-------- Listed records --------

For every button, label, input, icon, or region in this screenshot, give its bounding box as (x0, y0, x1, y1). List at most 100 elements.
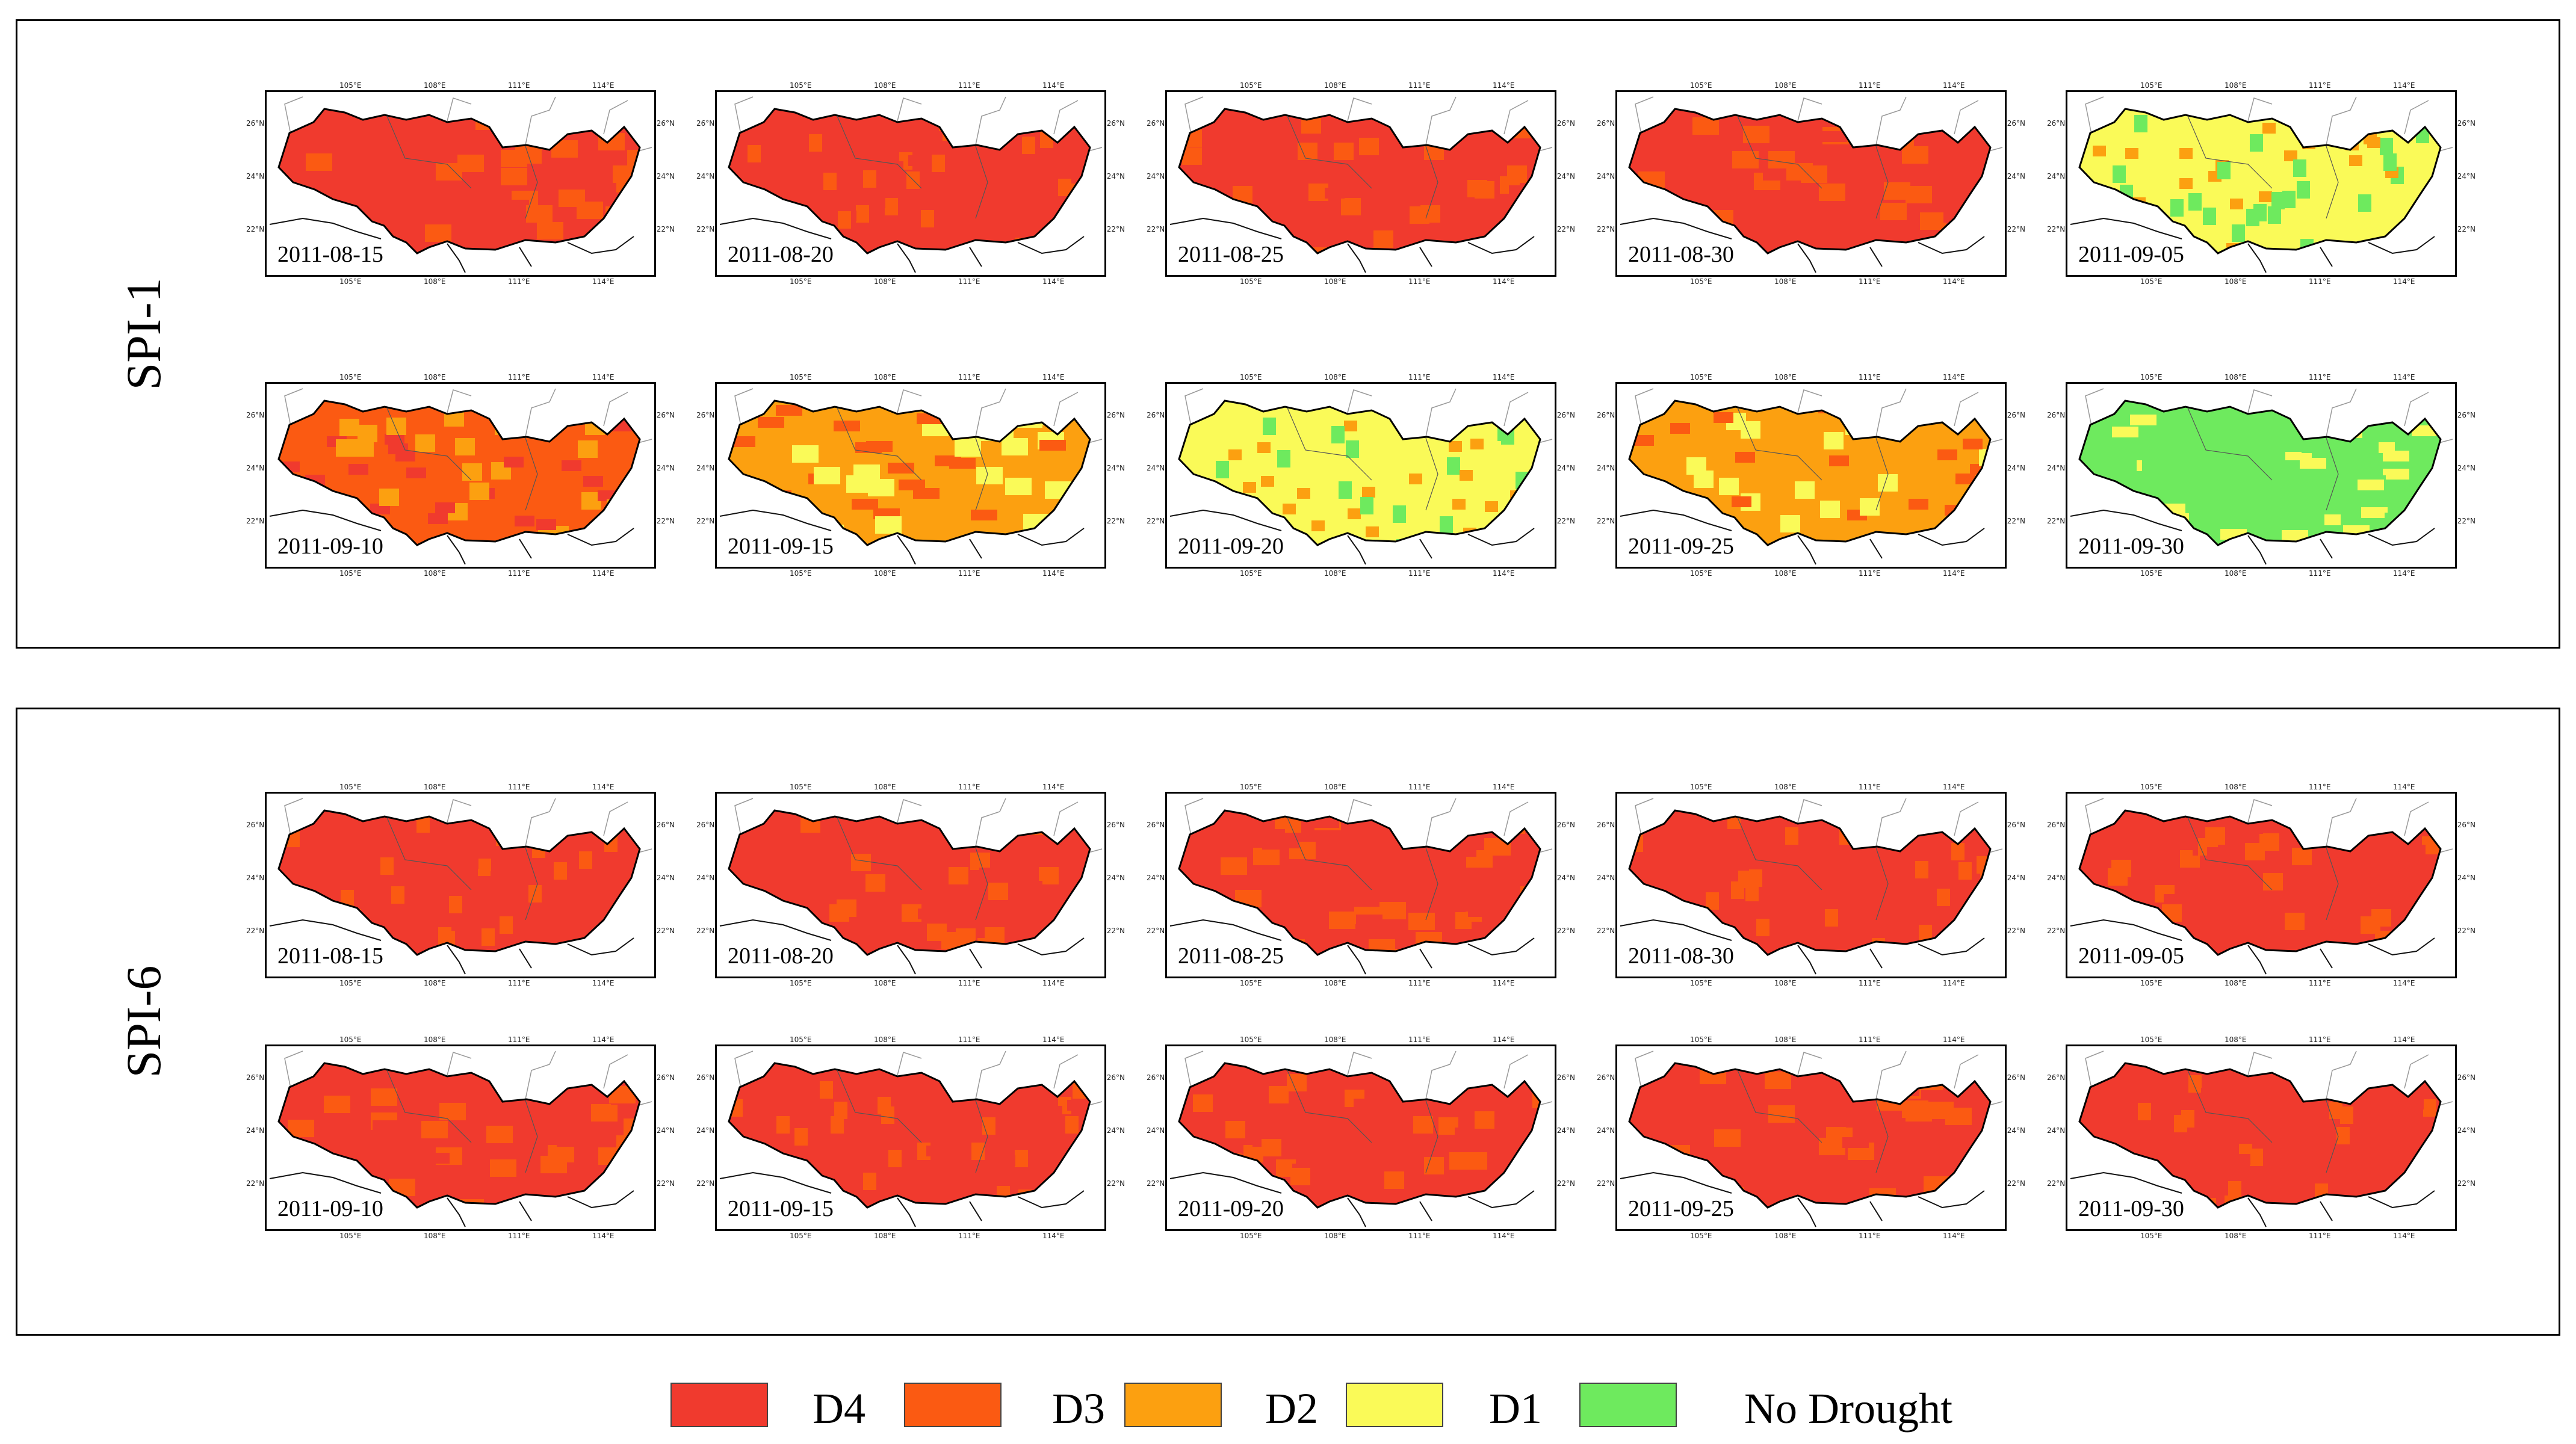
drought-cell (1777, 1162, 1804, 1173)
province-boundary (1635, 96, 2003, 153)
drought-cell (491, 871, 504, 882)
lat-tick-left: 22°N (696, 927, 715, 935)
drought-cell (551, 140, 578, 158)
drought-cell (1745, 884, 1759, 901)
map-tile: 2011-08-15 105°E 105°E 108°E 108°E 111°E 111°E… (246, 81, 675, 286)
drought-cell (358, 425, 377, 442)
drought-cell (638, 1091, 640, 1108)
drought-cell (598, 133, 625, 150)
drought-cell (1198, 497, 1211, 514)
drought-cell (638, 227, 640, 244)
drought-cell (415, 868, 428, 878)
drought-cell (2282, 530, 2308, 541)
lat-tick-left: 24°N (246, 1126, 265, 1135)
drought-cell (2311, 1084, 2324, 1101)
lon-tick-bottom: 105°E (2140, 979, 2163, 987)
lon-tick-top: 114°E (592, 783, 615, 791)
lon-tick-top: 111°E (2309, 783, 2331, 791)
drought-region-map (269, 388, 652, 565)
drought-cell (2125, 1138, 2138, 1149)
drought-cell (536, 519, 556, 530)
drought-cell (1458, 201, 1478, 212)
drought-cell (1298, 143, 1317, 160)
drought-cell (1243, 482, 1256, 493)
drought-cell (1920, 212, 1946, 230)
drought-cell (1328, 1164, 1348, 1174)
drought-cell (1259, 829, 1285, 840)
map-tile: 2011-08-20 105°E 105°E 108°E 108°E 111°E 111°E… (696, 81, 1125, 286)
province-boundary-inner (386, 1070, 538, 1173)
drought-cell (888, 1150, 902, 1167)
basin-outline (728, 108, 1091, 255)
drought-cell (2292, 848, 2312, 865)
drought-region-map (1169, 1051, 1553, 1227)
basin-outline (1178, 809, 1541, 956)
lat-tick-right: 24°N (1556, 1126, 1575, 1135)
drought-cell (1071, 191, 1084, 202)
panel-label-spi-6: SPI-6 (116, 965, 171, 1078)
map-date-label: 2011-09-30 (2078, 534, 2184, 559)
drought-cell (2112, 427, 2138, 437)
drought-cell (2438, 1138, 2441, 1155)
drought-cell (560, 1122, 587, 1132)
lon-tick-top: 111°E (1859, 373, 1881, 381)
drought-cell (397, 910, 410, 921)
drought-cell (1182, 1150, 1202, 1167)
lat-tick-left: 22°N (2047, 927, 2066, 935)
drought-cell (1357, 1193, 1377, 1203)
lon-tick-top: 108°E (2225, 81, 2247, 90)
drought-cell (2089, 226, 2102, 237)
drought-cell (1002, 438, 1028, 455)
lat-tick-right: 26°N (2457, 1073, 2475, 1082)
drought-cell (823, 173, 837, 190)
province-boundary-inner (1737, 116, 1889, 219)
lat-tick-right: 26°N (656, 119, 675, 128)
lat-tick-left: 24°N (1147, 1126, 1165, 1135)
lat-tick-right: 24°N (656, 1126, 675, 1135)
lon-tick-bottom: 111°E (2309, 979, 2331, 987)
lat-tick-right: 24°N (1106, 464, 1125, 472)
drought-cell (426, 902, 439, 913)
lon-tick-top: 105°E (1690, 783, 1712, 791)
drought-cell (856, 205, 869, 223)
lon-tick-bottom: 114°E (2393, 1232, 2415, 1240)
drought-cell (2371, 909, 2391, 927)
lon-tick-bottom: 105°E (790, 277, 812, 286)
province-boundary (2085, 798, 2453, 854)
drought-cell (1958, 862, 1972, 880)
drought-cell (1644, 1107, 1670, 1118)
drought-cell (625, 226, 640, 237)
drought-cell (1071, 906, 1090, 923)
drought-cell (2329, 1102, 2342, 1119)
lat-tick-right: 24°N (2457, 874, 2475, 882)
drought-cell (1447, 457, 1460, 475)
lon-tick-top: 105°E (1690, 1035, 1712, 1044)
drought-cell (554, 862, 567, 880)
drought-cell (1860, 402, 1880, 419)
lat-tick-right: 26°N (2457, 411, 2475, 419)
lat-tick-right: 26°N (1556, 411, 1575, 419)
drought-cell (415, 434, 435, 452)
drought-cell (503, 200, 529, 211)
lon-tick-top: 108°E (1324, 81, 1346, 90)
lon-tick-bottom: 111°E (508, 277, 530, 286)
drought-cell (521, 1196, 547, 1207)
coastline (269, 509, 634, 565)
drought-cell (2315, 1183, 2328, 1201)
province-boundary (734, 1051, 1103, 1107)
basin-outline (2078, 108, 2442, 255)
drought-cell (501, 150, 527, 167)
drought-cell (2259, 191, 2272, 202)
drought-cell (921, 210, 934, 227)
lon-tick-top: 108°E (424, 81, 446, 90)
lon-tick-top: 111°E (958, 81, 980, 90)
lon-tick-top: 108°E (2225, 1035, 2247, 1044)
drought-cell (339, 419, 359, 436)
coastline (1169, 509, 1535, 565)
province-boundary (1635, 1051, 2003, 1107)
drought-cell (1366, 526, 1379, 537)
lon-tick-top: 105°E (790, 81, 812, 90)
map-date-label: 2011-08-25 (1178, 943, 1284, 969)
drought-cell (1274, 173, 1294, 184)
drought-cell (1221, 857, 1247, 875)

--------

Task brief — Copy out the listing above line for line with no changes, but leave out the picture.

Exercise solution —
For every button, label, input, icon, or region in this screenshot, give its bounding box as (x0, y0, x1, y1). List at most 100 elements.
drought-cell (1777, 1162, 1804, 1173)
province-boundary (1635, 96, 2003, 153)
drought-cell (491, 871, 504, 882)
lat-tick-left: 22°N (696, 927, 715, 935)
drought-cell (551, 140, 578, 158)
drought-cell (1745, 884, 1759, 901)
map-tile: 2011-08-15 105°E 105°E 108°E 108°E 111°E 111°E… (246, 81, 675, 286)
drought-cell (358, 425, 377, 442)
drought-cell (638, 1091, 640, 1108)
drought-cell (598, 133, 625, 150)
drought-cell (1198, 497, 1211, 514)
drought-cell (638, 227, 640, 244)
drought-cell (415, 868, 428, 878)
drought-cell (2282, 530, 2308, 541)
lat-tick-left: 24°N (246, 1126, 265, 1135)
drought-cell (2311, 1084, 2324, 1101)
lon-tick-bottom: 105°E (2140, 979, 2163, 987)
lon-tick-top: 114°E (592, 783, 615, 791)
lon-tick-top: 111°E (2309, 783, 2331, 791)
drought-region-map (269, 388, 652, 565)
drought-cell (2125, 1138, 2138, 1149)
drought-cell (536, 519, 556, 530)
drought-cell (1458, 201, 1478, 212)
drought-cell (1298, 143, 1317, 160)
drought-cell (1243, 482, 1256, 493)
drought-cell (1920, 212, 1946, 230)
drought-cell (1328, 1164, 1348, 1174)
drought-cell (1259, 829, 1285, 840)
map-tile: 2011-08-20 105°E 105°E 108°E 108°E 111°E 111°E… (696, 81, 1125, 286)
province-boundary-inner (386, 1070, 538, 1173)
drought-cell (888, 1150, 902, 1167)
basin-outline (728, 108, 1091, 255)
drought-cell (2292, 848, 2312, 865)
drought-region-map (1169, 1051, 1553, 1227)
basin-outline (1178, 809, 1541, 956)
lat-tick-right: 24°N (1556, 1126, 1575, 1135)
drought-cell (1071, 191, 1084, 202)
panel-label-spi-6: SPI-6 (116, 965, 171, 1078)
map-date-label: 2011-09-30 (2078, 534, 2184, 559)
drought-cell (2112, 427, 2138, 437)
drought-cell (2438, 1138, 2441, 1155)
drought-cell (560, 1122, 587, 1132)
lon-tick-top: 111°E (1859, 373, 1881, 381)
drought-cell (397, 910, 410, 921)
drought-cell (1182, 1150, 1202, 1167)
lat-tick-left: 22°N (2047, 927, 2066, 935)
drought-cell (1357, 1193, 1377, 1203)
lon-tick-top: 108°E (2225, 81, 2247, 90)
drought-cell (2089, 226, 2102, 237)
drought-cell (1002, 438, 1028, 455)
lat-tick-right: 26°N (2457, 1073, 2475, 1082)
drought-cell (823, 173, 837, 190)
province-boundary-inner (1737, 116, 1889, 219)
lat-tick-right: 26°N (656, 119, 675, 128)
lat-tick-left: 24°N (1147, 1126, 1165, 1135)
lat-tick-right: 24°N (656, 1126, 675, 1135)
lon-tick-bottom: 111°E (2309, 979, 2331, 987)
lat-tick-right: 24°N (1106, 464, 1125, 472)
drought-cell (426, 902, 439, 913)
lon-tick-top: 105°E (1690, 783, 1712, 791)
drought-cell (856, 205, 869, 223)
lon-tick-bottom: 114°E (2393, 1232, 2415, 1240)
drought-cell (2371, 909, 2391, 927)
lon-tick-bottom: 105°E (790, 277, 812, 286)
province-boundary (2085, 798, 2453, 854)
drought-cell (1958, 862, 1972, 880)
drought-cell (1644, 1107, 1670, 1118)
drought-cell (625, 226, 640, 237)
drought-cell (1071, 906, 1090, 923)
drought-cell (2329, 1102, 2342, 1119)
lat-tick-right: 24°N (2457, 874, 2475, 882)
drought-cell (1447, 457, 1460, 475)
lon-tick-top: 105°E (1690, 1035, 1712, 1044)
drought-cell (554, 862, 567, 880)
drought-cell (1860, 402, 1880, 419)
lat-tick-right: 26°N (2457, 411, 2475, 419)
lat-tick-right: 26°N (1556, 411, 1575, 419)
drought-cell (415, 434, 435, 452)
drought-cell (503, 200, 529, 211)
lon-tick-top: 108°E (1324, 81, 1346, 90)
lon-tick-bottom: 111°E (508, 277, 530, 286)
drought-cell (521, 1196, 547, 1207)
coastline (269, 509, 634, 565)
drought-cell (2315, 1183, 2328, 1201)
province-boundary (734, 1051, 1103, 1107)
basin-outline (2078, 108, 2442, 255)
drought-cell (501, 150, 527, 167)
drought-cell (2259, 191, 2272, 202)
drought-cell (921, 210, 934, 227)
lon-tick-top: 108°E (424, 81, 446, 90)
lon-tick-top: 111°E (958, 81, 980, 90)
lon-tick-top: 108°E (2225, 1035, 2247, 1044)
drought-cell (339, 419, 359, 436)
coastline (1169, 509, 1535, 565)
province-boundary (1635, 1051, 2003, 1107)
drought-cell (1366, 526, 1379, 537)
lon-tick-top: 105°E (790, 81, 812, 90)
map-date-label: 2011-08-25 (1178, 943, 1284, 969)
drought-cell (1274, 173, 1294, 184)
drought-cell (1221, 857, 1247, 875)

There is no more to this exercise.